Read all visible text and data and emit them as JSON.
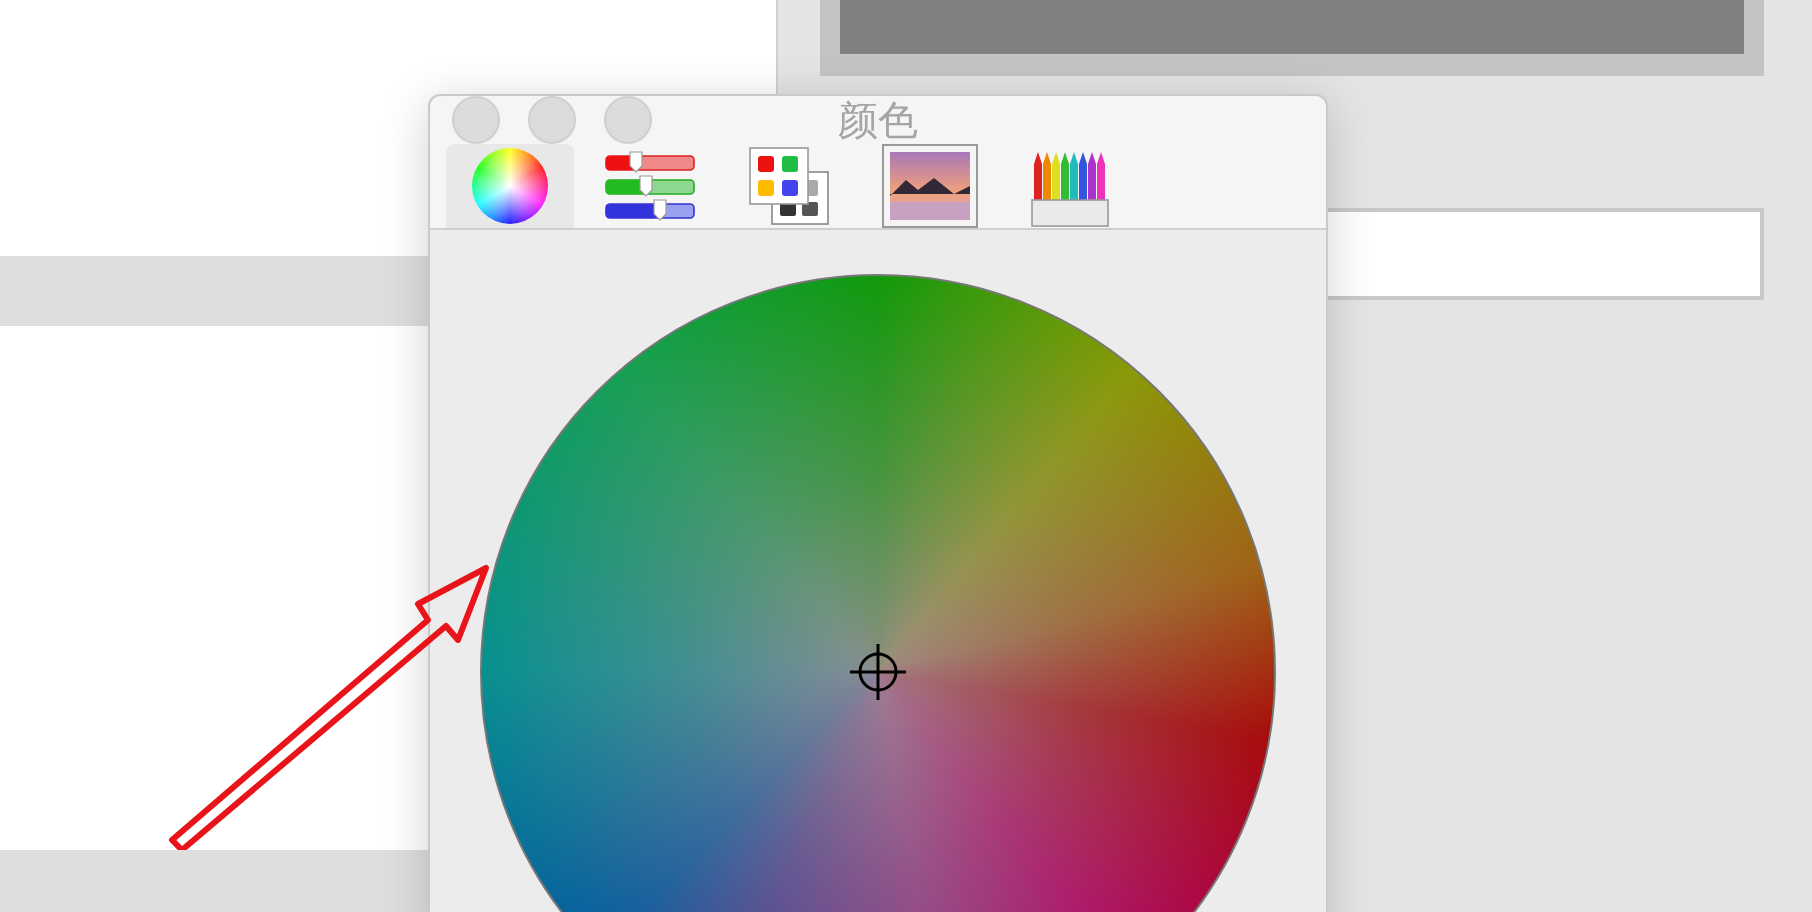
{
  "window": {
    "title": "颜色"
  },
  "tabs": [
    {
      "kind": "wheel",
      "selected": true
    },
    {
      "kind": "sliders",
      "selected": false
    },
    {
      "kind": "palettes",
      "selected": false
    },
    {
      "kind": "image",
      "selected": false
    },
    {
      "kind": "pencils",
      "selected": false
    }
  ]
}
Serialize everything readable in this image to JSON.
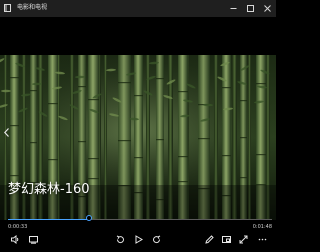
{
  "window": {
    "title": "电影和电视",
    "app_icon": "film-icon",
    "minimize_icon": "minimize-icon",
    "maximize_icon": "maximize-icon",
    "close_icon": "close-icon"
  },
  "video": {
    "title": "梦幻森林-160",
    "scene": "bamboo forest, soft light, deep green tones",
    "colors": {
      "accent": "#4aa3ff",
      "scene_dark": "#15200f",
      "scene_mid": "#3f5a2a",
      "scene_light": "#8fa56a"
    }
  },
  "playback": {
    "current_time": "0:00:33",
    "total_time": "0:01:48",
    "progress": 0.305
  },
  "controls": {
    "left": [
      {
        "name": "volume-button",
        "icon": "speaker-icon"
      },
      {
        "name": "subtitles-button",
        "icon": "captions-icon"
      }
    ],
    "center": [
      {
        "name": "skip-back-button",
        "icon": "rewind-icon"
      },
      {
        "name": "play-button",
        "icon": "play-icon"
      },
      {
        "name": "skip-forward-button",
        "icon": "forward-icon"
      }
    ],
    "right": [
      {
        "name": "edit-button",
        "icon": "pencil-icon"
      },
      {
        "name": "mini-view-button",
        "icon": "picture-in-picture-icon"
      },
      {
        "name": "fullscreen-button",
        "icon": "expand-icon"
      },
      {
        "name": "more-button",
        "icon": "more-icon"
      }
    ]
  },
  "navigation": {
    "prev_icon": "chevron-left-icon"
  }
}
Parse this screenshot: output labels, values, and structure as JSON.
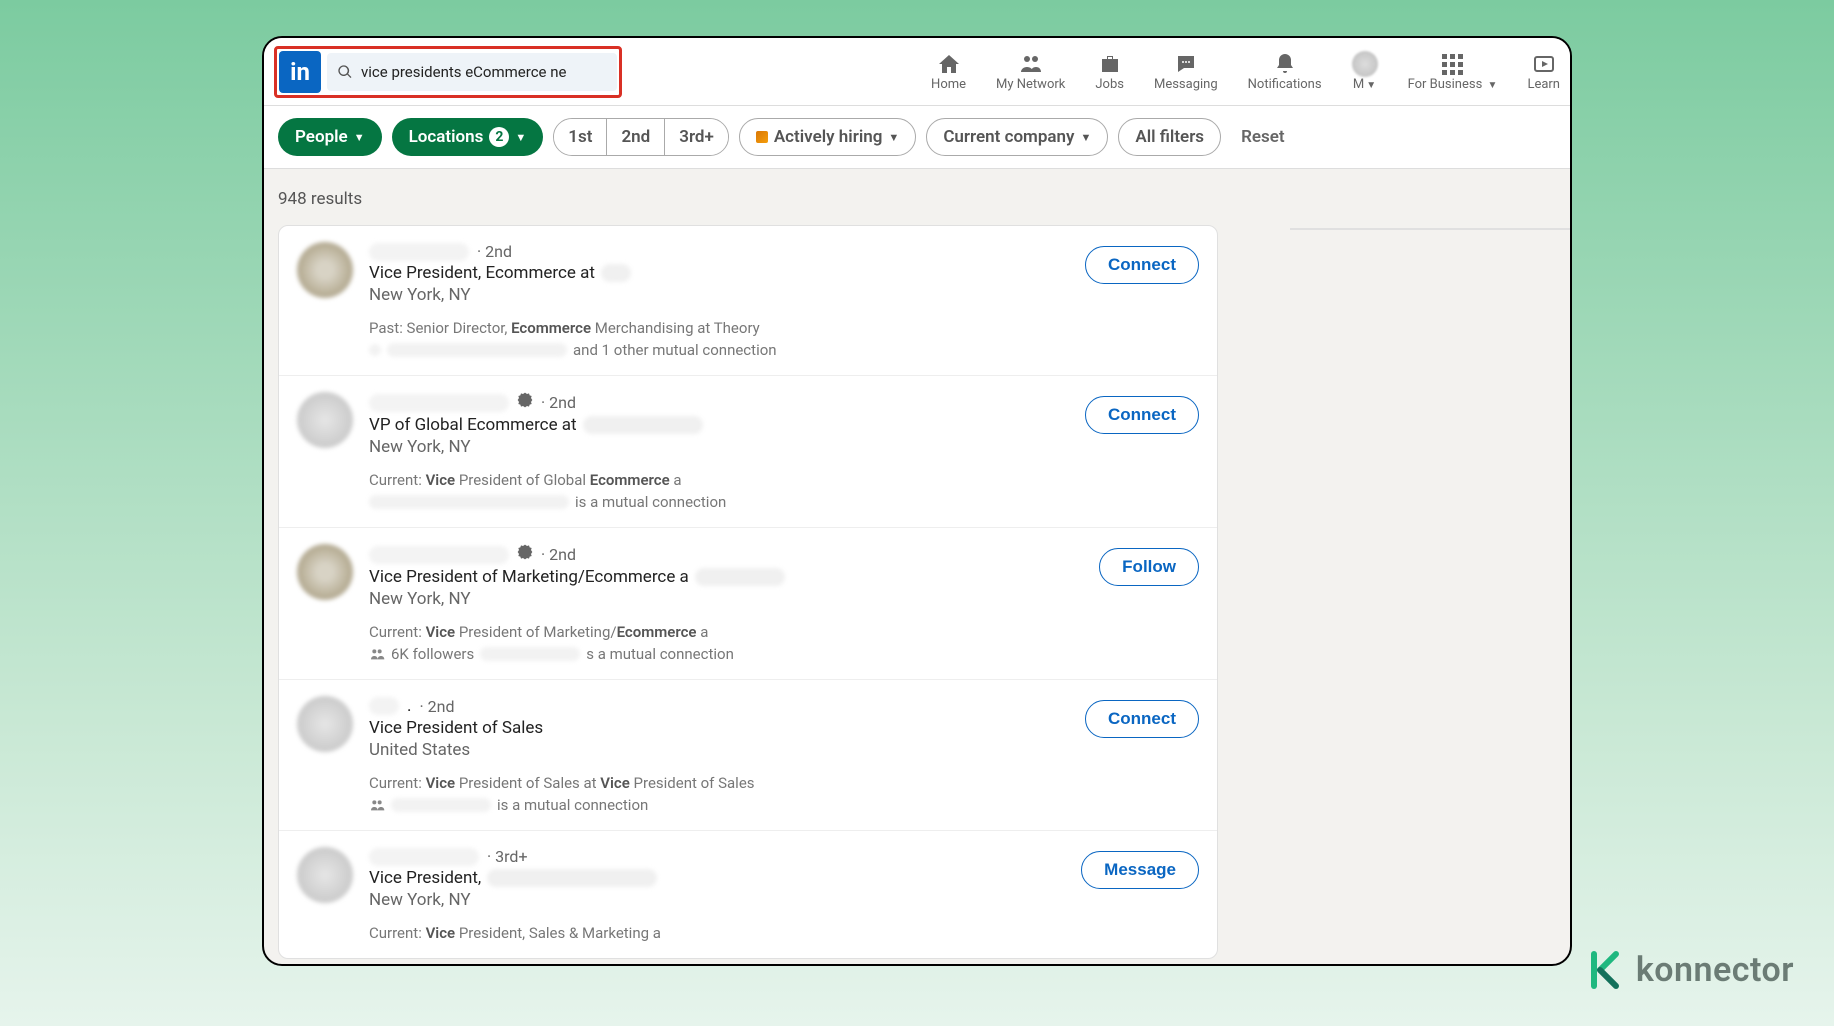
{
  "header": {
    "logo_text": "in",
    "search_value": "vice presidents eCommerce ne",
    "nav": {
      "home": "Home",
      "network": "My Network",
      "jobs": "Jobs",
      "messaging": "Messaging",
      "notifications": "Notifications",
      "me": "M",
      "business": "For Business",
      "learning": "Learn"
    }
  },
  "filters": {
    "people": "People",
    "locations_label": "Locations",
    "locations_count": "2",
    "conn1": "1st",
    "conn2": "2nd",
    "conn3": "3rd+",
    "actively_hiring": "Actively hiring",
    "current_company": "Current company",
    "all_filters": "All filters",
    "reset": "Reset"
  },
  "results_count": "948 results",
  "results": [
    {
      "degree": "· 2nd",
      "title_prefix": "Vice President, Ecommerce at",
      "location": "New York, NY",
      "meta_prefix": "Past: Senior Director, ",
      "meta_bold": "Ecommerce",
      "meta_suffix": " Merchandising at Theory",
      "mutual_suffix": "and 1 other mutual connection",
      "action": "Connect",
      "verified": false,
      "avatar_class": ""
    },
    {
      "degree": "· 2nd",
      "title_prefix": "VP of Global Ecommerce at",
      "location": "New York, NY",
      "meta_prefix": "Current: ",
      "meta_bold": "Vice",
      "meta_mid": " President of Global ",
      "meta_bold2": "Ecommerce",
      "meta_suffix": " a",
      "mutual_suffix": "is a mutual connection",
      "action": "Connect",
      "verified": true,
      "avatar_class": "gray"
    },
    {
      "degree": "· 2nd",
      "title_prefix": "Vice President of Marketing/Ecommerce a",
      "location": "New York, NY",
      "meta_prefix": "Current: ",
      "meta_bold": "Vice",
      "meta_mid": " President of Marketing/",
      "meta_bold2": "Ecommerce",
      "meta_suffix": " a",
      "mutual_prefix": "6K followers",
      "mutual_suffix": "s a mutual connection",
      "action": "Follow",
      "verified": true,
      "avatar_class": ""
    },
    {
      "degree": "· 2nd",
      "name_suffix": ". ",
      "title_prefix": "Vice President of Sales",
      "location": "United States",
      "meta_prefix": "Current: ",
      "meta_bold": "Vice",
      "meta_mid": " President of Sales at ",
      "meta_bold2": "Vice",
      "meta_suffix": " President of Sales",
      "mutual_suffix": "is a mutual connection",
      "action": "Connect",
      "verified": false,
      "avatar_class": "gray"
    },
    {
      "degree": "· 3rd+",
      "title_prefix": "Vice President,",
      "location": "New York, NY",
      "meta_prefix": "Current: ",
      "meta_bold": "Vice",
      "meta_suffix": " President, Sales & Marketing a",
      "action": "Message",
      "verified": false,
      "avatar_class": "gray"
    }
  ],
  "watermark": "konnector"
}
━━━━━━
Exercise details: Every line of the listing that holds "image" should be found and copied.

Response below:
      "kind": "image",
Serialize everything readable in this image to JSON.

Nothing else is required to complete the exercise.